Saved entries:
- - -

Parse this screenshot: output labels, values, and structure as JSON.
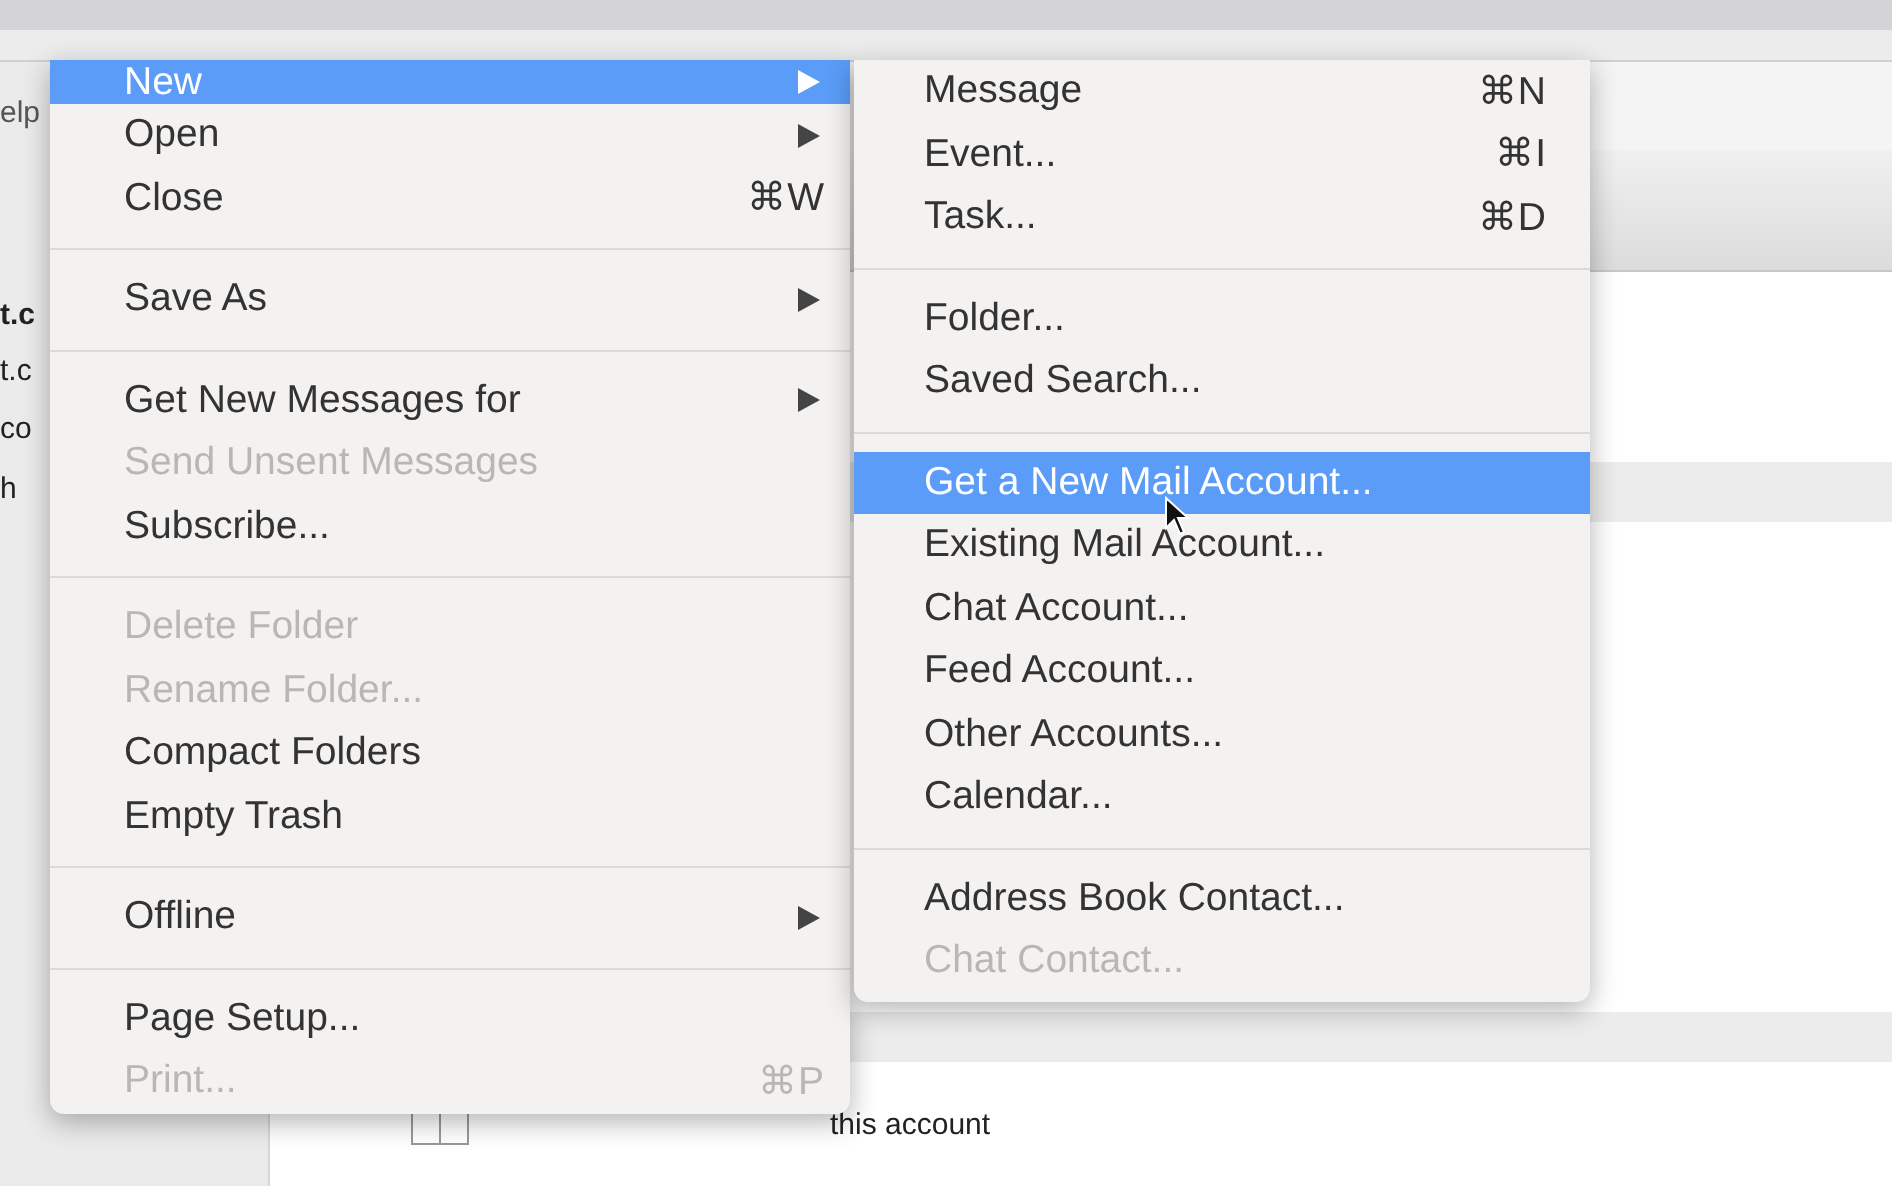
{
  "background": {
    "sidebar_fragments": [
      "elp",
      "t.c",
      "t.c",
      "co",
      "h"
    ],
    "content_text": "this account"
  },
  "menu": {
    "items": [
      {
        "kind": "item",
        "label": "New",
        "has_submenu": true,
        "disabled": false,
        "selected": true
      },
      {
        "kind": "item",
        "label": "Open",
        "has_submenu": true,
        "disabled": false,
        "selected": false
      },
      {
        "kind": "item",
        "label": "Close",
        "shortcut": "⌘W",
        "disabled": false,
        "selected": false
      },
      {
        "kind": "separator"
      },
      {
        "kind": "item",
        "label": "Save As",
        "has_submenu": true,
        "disabled": false,
        "selected": false
      },
      {
        "kind": "separator"
      },
      {
        "kind": "item",
        "label": "Get New Messages for",
        "has_submenu": true,
        "disabled": false,
        "selected": false
      },
      {
        "kind": "item",
        "label": "Send Unsent Messages",
        "disabled": true,
        "selected": false
      },
      {
        "kind": "item",
        "label": "Subscribe...",
        "disabled": false,
        "selected": false
      },
      {
        "kind": "separator"
      },
      {
        "kind": "item",
        "label": "Delete Folder",
        "disabled": true,
        "selected": false
      },
      {
        "kind": "item",
        "label": "Rename Folder...",
        "disabled": true,
        "selected": false
      },
      {
        "kind": "item",
        "label": "Compact Folders",
        "disabled": false,
        "selected": false
      },
      {
        "kind": "item",
        "label": "Empty Trash",
        "disabled": false,
        "selected": false
      },
      {
        "kind": "separator"
      },
      {
        "kind": "item",
        "label": "Offline",
        "has_submenu": true,
        "disabled": false,
        "selected": false
      },
      {
        "kind": "separator"
      },
      {
        "kind": "item",
        "label": "Page Setup...",
        "disabled": false,
        "selected": false
      },
      {
        "kind": "item",
        "label": "Print...",
        "shortcut": "⌘P",
        "disabled": true,
        "selected": false
      }
    ]
  },
  "submenu": {
    "items": [
      {
        "kind": "item",
        "label": "Message",
        "shortcut": "⌘N",
        "disabled": false,
        "selected": false
      },
      {
        "kind": "item",
        "label": "Event...",
        "shortcut": "⌘I",
        "disabled": false,
        "selected": false
      },
      {
        "kind": "item",
        "label": "Task...",
        "shortcut": "⌘D",
        "disabled": false,
        "selected": false
      },
      {
        "kind": "separator"
      },
      {
        "kind": "item",
        "label": "Folder...",
        "disabled": false,
        "selected": false
      },
      {
        "kind": "item",
        "label": "Saved Search...",
        "disabled": false,
        "selected": false
      },
      {
        "kind": "separator"
      },
      {
        "kind": "item",
        "label": "Get a New Mail Account...",
        "disabled": false,
        "selected": true
      },
      {
        "kind": "item",
        "label": "Existing Mail Account...",
        "disabled": false,
        "selected": false
      },
      {
        "kind": "item",
        "label": "Chat Account...",
        "disabled": false,
        "selected": false
      },
      {
        "kind": "item",
        "label": "Feed Account...",
        "disabled": false,
        "selected": false
      },
      {
        "kind": "item",
        "label": "Other Accounts...",
        "disabled": false,
        "selected": false
      },
      {
        "kind": "item",
        "label": "Calendar...",
        "disabled": false,
        "selected": false
      },
      {
        "kind": "separator"
      },
      {
        "kind": "item",
        "label": "Address Book Contact...",
        "disabled": false,
        "selected": false
      },
      {
        "kind": "item",
        "label": "Chat Contact...",
        "disabled": true,
        "selected": false
      }
    ]
  }
}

- - -

Your task => Copy out every line that includes the word "Messages".

Task result =>
        "label": "Get New Messages for",
        "label": "Send Unsent Messages",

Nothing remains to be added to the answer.